*Work to complete*: Copy every line in the records below that contains the word "południowego".

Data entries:
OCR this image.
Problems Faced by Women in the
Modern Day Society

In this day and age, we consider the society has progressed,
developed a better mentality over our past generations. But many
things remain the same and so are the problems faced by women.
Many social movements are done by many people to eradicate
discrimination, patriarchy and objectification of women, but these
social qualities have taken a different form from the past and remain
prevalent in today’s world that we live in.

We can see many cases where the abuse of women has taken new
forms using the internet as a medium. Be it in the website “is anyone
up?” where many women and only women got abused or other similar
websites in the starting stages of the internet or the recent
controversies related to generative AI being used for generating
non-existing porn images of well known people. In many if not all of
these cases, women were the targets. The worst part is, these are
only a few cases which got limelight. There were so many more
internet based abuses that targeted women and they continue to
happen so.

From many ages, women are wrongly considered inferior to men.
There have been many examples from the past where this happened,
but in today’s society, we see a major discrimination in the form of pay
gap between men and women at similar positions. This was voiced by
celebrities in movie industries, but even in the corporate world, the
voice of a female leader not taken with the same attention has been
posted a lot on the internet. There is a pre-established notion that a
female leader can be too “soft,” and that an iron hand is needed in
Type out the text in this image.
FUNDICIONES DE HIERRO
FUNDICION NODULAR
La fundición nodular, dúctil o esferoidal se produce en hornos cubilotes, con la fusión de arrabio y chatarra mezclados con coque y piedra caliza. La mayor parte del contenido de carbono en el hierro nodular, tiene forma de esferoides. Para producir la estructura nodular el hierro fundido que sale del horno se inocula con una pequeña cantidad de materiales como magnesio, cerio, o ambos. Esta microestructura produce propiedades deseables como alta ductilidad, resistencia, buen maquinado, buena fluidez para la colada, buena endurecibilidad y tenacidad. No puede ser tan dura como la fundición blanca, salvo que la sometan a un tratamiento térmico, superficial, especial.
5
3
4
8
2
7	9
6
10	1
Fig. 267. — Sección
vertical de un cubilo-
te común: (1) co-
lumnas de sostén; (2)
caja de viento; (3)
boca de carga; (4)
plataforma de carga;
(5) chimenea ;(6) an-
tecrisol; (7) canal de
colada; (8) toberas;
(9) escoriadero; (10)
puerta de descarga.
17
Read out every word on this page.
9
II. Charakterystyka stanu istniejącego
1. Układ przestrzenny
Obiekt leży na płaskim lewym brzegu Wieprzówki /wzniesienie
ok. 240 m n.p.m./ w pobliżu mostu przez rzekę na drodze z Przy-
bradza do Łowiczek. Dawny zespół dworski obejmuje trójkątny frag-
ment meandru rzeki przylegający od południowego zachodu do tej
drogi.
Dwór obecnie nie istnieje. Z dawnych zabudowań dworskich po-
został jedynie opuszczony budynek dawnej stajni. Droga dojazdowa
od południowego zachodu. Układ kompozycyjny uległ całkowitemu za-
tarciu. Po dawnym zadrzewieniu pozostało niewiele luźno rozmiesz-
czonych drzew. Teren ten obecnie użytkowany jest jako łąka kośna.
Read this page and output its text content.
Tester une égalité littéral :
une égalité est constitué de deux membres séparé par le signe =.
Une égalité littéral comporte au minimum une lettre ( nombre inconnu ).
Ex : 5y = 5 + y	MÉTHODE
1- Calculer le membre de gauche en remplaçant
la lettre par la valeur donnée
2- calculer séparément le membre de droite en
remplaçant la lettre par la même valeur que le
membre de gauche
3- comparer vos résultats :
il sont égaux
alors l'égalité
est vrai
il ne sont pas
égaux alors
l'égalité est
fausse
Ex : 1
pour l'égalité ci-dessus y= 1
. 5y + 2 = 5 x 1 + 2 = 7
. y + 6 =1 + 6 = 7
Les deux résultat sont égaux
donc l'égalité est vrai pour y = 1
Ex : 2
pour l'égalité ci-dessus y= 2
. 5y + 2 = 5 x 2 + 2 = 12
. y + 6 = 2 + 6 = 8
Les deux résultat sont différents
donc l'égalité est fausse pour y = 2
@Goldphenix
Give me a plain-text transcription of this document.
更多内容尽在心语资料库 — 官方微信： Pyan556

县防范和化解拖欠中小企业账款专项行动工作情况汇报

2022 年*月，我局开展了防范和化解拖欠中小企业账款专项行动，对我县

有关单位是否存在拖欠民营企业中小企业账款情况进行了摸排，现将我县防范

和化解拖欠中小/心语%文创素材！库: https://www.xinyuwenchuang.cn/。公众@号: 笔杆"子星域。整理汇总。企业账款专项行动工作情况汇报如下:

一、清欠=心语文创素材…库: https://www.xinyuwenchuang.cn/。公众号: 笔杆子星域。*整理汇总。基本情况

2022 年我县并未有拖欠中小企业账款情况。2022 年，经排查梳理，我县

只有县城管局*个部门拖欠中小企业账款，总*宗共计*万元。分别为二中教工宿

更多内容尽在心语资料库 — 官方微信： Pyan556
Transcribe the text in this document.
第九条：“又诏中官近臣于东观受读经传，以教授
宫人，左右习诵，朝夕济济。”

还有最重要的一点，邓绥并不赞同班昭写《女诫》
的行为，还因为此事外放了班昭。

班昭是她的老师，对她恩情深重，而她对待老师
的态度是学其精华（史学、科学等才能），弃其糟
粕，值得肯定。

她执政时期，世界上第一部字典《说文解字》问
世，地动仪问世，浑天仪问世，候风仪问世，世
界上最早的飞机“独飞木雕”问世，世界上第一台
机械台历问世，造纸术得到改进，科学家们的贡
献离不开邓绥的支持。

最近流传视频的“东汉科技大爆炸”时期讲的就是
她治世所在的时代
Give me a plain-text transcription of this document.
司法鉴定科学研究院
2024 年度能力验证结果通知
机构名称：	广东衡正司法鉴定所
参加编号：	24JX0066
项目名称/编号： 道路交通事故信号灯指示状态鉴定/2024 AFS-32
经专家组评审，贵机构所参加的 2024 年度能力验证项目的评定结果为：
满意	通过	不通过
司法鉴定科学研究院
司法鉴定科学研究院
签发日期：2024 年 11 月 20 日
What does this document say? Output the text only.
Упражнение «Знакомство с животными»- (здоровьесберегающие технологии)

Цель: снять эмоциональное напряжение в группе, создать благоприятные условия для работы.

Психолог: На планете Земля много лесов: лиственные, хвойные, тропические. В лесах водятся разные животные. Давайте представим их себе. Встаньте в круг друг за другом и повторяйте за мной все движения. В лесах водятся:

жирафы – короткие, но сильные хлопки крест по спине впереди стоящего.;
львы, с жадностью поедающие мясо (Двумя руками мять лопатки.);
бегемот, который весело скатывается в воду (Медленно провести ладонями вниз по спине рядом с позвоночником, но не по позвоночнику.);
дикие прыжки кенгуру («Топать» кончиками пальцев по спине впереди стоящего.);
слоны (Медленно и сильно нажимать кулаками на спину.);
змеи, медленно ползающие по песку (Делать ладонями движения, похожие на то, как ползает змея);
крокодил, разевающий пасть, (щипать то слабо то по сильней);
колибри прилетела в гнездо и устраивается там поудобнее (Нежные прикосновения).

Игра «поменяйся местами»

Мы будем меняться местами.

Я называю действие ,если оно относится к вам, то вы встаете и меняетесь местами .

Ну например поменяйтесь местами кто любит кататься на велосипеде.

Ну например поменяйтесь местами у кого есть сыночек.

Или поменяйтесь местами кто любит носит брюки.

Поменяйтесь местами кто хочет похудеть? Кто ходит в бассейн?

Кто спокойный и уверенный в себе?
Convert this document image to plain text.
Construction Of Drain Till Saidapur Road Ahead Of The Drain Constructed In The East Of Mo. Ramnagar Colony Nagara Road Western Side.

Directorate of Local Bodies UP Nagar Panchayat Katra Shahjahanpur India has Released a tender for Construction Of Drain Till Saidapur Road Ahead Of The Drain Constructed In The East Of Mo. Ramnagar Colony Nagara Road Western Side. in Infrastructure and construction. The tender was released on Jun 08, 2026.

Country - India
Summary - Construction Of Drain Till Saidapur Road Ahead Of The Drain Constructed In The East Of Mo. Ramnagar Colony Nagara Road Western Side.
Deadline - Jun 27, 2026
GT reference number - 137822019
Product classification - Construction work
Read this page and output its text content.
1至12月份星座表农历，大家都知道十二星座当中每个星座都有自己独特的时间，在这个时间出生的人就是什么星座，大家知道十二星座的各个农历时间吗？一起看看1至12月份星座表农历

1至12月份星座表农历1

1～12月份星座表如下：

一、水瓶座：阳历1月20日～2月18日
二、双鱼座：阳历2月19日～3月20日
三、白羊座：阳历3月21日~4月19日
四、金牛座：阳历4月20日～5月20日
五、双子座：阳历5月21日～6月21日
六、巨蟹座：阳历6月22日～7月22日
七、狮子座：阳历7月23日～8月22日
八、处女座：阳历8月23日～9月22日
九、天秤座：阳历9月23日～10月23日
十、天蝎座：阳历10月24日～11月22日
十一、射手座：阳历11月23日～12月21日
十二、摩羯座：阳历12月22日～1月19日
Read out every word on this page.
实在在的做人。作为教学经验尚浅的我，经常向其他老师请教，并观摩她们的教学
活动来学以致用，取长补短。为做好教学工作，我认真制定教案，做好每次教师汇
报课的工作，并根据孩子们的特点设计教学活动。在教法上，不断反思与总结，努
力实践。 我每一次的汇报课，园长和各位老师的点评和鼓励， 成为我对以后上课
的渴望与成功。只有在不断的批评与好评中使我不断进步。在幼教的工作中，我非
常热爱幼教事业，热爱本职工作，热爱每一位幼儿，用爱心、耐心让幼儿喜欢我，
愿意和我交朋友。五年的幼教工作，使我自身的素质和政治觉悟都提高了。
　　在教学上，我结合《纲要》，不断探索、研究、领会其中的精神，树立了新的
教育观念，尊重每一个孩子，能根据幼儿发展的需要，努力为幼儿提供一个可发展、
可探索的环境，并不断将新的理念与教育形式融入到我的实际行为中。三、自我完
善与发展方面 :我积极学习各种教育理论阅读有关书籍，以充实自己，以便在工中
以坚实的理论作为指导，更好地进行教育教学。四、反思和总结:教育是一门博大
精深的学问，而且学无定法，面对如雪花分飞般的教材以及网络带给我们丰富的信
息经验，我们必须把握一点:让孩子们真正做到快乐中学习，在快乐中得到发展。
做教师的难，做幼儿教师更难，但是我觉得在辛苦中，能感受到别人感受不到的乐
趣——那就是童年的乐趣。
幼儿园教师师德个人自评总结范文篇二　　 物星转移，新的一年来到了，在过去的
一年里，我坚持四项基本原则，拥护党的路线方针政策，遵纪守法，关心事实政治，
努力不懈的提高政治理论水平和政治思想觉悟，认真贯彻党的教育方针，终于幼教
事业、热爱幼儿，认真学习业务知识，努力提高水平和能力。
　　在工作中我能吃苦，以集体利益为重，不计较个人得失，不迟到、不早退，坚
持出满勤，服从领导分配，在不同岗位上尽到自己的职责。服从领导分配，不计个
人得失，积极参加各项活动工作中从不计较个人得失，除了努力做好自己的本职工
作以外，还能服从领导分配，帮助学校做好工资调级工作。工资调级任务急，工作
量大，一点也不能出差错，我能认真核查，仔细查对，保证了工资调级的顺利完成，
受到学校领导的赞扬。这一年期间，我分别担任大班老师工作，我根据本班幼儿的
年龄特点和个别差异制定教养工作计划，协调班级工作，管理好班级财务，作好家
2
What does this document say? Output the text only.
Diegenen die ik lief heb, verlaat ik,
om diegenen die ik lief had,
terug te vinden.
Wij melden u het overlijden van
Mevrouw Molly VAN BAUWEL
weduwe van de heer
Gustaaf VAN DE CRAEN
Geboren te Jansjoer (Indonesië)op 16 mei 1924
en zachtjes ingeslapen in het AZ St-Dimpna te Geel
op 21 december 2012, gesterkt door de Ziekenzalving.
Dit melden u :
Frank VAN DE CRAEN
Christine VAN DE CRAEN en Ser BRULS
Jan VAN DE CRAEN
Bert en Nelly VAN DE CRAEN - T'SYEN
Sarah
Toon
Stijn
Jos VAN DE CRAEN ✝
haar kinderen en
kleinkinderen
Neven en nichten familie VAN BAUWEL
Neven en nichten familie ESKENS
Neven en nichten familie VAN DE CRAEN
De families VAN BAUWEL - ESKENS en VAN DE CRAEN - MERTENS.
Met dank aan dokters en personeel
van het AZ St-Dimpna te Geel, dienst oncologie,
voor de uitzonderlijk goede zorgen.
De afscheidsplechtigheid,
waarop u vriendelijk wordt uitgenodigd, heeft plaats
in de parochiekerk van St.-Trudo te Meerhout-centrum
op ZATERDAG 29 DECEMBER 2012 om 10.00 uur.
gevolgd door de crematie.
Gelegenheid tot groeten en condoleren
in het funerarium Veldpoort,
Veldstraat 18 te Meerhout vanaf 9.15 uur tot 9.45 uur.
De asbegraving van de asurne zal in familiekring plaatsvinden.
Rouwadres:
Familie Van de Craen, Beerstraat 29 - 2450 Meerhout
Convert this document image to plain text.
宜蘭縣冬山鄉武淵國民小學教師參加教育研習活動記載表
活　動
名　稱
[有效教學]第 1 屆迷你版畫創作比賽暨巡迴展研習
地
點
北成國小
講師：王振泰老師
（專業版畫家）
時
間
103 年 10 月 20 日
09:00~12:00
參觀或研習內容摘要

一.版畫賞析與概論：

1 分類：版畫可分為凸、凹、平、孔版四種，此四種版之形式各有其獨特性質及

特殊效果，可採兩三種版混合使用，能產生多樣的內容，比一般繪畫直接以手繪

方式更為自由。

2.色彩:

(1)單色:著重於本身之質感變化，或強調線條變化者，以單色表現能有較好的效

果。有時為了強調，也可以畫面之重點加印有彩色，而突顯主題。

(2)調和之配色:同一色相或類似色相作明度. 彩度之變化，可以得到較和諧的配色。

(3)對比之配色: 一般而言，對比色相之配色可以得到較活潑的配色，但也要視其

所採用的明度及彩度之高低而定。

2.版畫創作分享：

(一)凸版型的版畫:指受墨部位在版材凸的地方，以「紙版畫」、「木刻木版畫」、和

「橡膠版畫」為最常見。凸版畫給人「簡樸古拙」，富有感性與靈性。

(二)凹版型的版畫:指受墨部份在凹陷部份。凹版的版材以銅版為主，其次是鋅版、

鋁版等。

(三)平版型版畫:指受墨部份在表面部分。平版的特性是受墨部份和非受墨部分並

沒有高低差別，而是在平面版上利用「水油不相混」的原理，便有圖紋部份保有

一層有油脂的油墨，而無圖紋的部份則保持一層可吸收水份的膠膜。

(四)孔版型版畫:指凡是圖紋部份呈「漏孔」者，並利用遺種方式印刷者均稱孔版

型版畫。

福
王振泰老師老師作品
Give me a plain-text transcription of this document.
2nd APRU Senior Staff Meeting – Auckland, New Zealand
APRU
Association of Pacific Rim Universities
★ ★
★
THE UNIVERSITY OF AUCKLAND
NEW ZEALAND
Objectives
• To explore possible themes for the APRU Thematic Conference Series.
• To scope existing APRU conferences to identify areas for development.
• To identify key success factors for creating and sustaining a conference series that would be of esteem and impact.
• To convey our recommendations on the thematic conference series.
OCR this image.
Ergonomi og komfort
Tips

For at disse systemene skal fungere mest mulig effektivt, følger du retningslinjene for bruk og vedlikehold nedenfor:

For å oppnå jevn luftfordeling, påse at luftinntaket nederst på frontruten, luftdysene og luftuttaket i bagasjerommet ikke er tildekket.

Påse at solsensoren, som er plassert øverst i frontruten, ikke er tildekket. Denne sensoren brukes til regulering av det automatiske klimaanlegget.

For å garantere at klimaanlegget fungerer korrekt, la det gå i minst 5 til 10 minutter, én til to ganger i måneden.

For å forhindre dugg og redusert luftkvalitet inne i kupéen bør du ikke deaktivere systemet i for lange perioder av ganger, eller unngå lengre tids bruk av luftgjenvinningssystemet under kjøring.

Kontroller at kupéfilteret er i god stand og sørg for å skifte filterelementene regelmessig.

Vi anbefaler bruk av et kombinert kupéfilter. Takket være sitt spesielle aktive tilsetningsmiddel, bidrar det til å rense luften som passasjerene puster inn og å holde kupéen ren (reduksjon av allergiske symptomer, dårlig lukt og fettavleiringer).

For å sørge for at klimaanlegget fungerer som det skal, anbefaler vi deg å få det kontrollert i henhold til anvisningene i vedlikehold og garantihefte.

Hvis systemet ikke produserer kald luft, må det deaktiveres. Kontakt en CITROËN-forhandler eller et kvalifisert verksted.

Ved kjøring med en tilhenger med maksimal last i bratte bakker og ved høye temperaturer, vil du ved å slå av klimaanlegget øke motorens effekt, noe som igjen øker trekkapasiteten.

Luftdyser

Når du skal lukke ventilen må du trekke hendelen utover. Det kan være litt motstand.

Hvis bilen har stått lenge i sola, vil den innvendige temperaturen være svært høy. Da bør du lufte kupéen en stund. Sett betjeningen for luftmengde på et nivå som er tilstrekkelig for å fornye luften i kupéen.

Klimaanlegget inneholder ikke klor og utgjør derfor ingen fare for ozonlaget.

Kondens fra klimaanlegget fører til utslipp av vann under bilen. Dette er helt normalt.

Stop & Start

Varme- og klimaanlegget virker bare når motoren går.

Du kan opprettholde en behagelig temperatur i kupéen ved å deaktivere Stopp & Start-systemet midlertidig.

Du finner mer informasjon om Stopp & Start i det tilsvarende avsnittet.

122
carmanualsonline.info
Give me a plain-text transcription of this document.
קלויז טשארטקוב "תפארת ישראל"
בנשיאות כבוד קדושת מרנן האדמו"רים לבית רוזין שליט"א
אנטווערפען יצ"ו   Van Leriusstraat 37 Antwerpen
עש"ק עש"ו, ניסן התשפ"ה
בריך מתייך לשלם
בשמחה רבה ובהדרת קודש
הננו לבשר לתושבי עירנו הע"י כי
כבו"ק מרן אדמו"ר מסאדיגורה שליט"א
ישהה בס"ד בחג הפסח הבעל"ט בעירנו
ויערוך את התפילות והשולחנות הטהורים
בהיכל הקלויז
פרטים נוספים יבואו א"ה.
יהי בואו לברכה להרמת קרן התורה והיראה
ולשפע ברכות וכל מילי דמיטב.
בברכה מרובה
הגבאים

*Finished task*:
ment meandru rzeki przylegający od południowego zachodu do tej
od południowego zachodu. Układ kompozycyjny uległ całkowitemu za-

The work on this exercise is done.